▸ **Task directions**
Collect the lines of the entries where "khối" shows up.

▸ **Supplied records**
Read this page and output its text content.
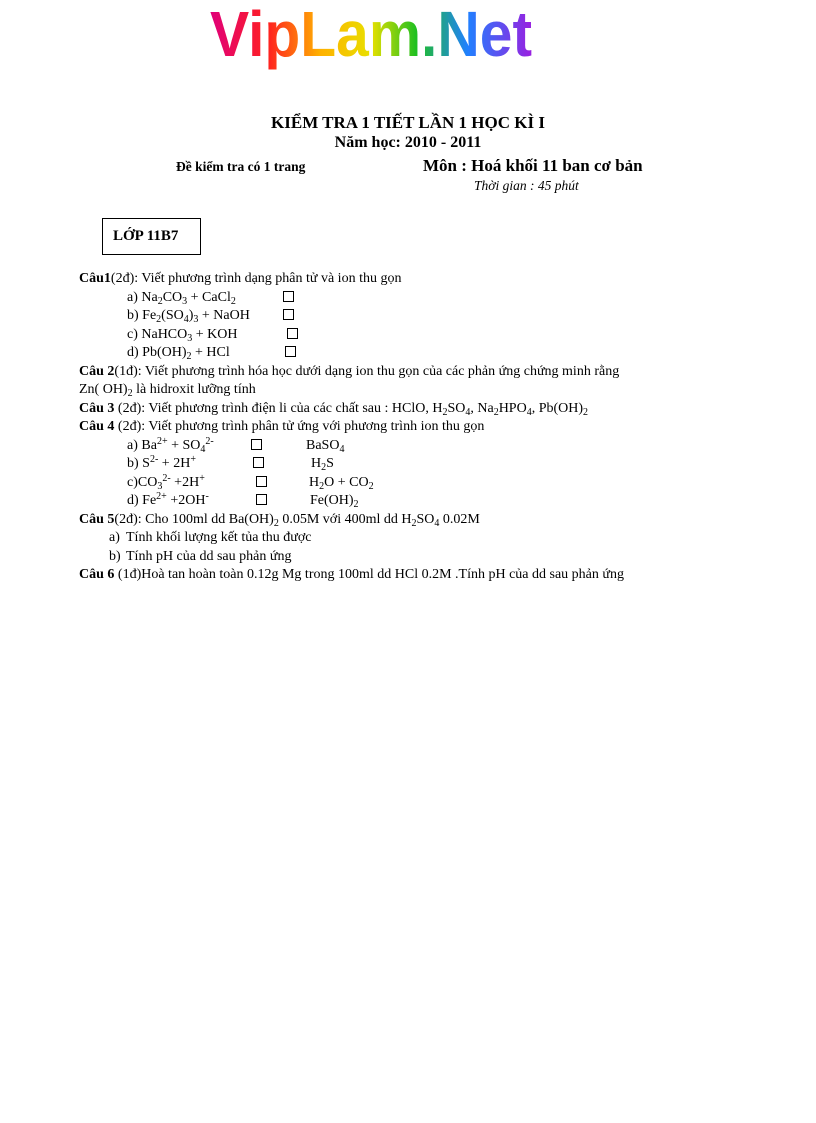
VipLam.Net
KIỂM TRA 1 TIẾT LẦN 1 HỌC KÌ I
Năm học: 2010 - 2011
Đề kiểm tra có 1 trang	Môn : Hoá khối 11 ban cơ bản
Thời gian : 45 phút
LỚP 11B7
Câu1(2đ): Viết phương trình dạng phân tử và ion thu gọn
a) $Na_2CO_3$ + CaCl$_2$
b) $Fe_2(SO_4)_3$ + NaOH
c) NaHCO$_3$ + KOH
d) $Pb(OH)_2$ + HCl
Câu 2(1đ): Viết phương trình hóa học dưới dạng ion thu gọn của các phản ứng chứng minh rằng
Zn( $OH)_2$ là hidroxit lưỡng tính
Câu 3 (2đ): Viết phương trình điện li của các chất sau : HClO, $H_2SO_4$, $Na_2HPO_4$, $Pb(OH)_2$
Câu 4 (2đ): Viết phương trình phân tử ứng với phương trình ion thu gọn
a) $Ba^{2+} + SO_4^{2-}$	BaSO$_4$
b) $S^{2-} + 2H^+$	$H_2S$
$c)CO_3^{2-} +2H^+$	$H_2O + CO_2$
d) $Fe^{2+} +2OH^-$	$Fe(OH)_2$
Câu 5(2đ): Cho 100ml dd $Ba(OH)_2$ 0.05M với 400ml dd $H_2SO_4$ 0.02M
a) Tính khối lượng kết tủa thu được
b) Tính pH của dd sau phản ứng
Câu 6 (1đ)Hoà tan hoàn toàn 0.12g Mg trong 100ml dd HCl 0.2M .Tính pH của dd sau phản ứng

▸ **Finished task**
Đề kiểm tra có 1 trang	Môn : Hoá khối 11 ban cơ bản
a) Tính khối lượng kết tủa thu được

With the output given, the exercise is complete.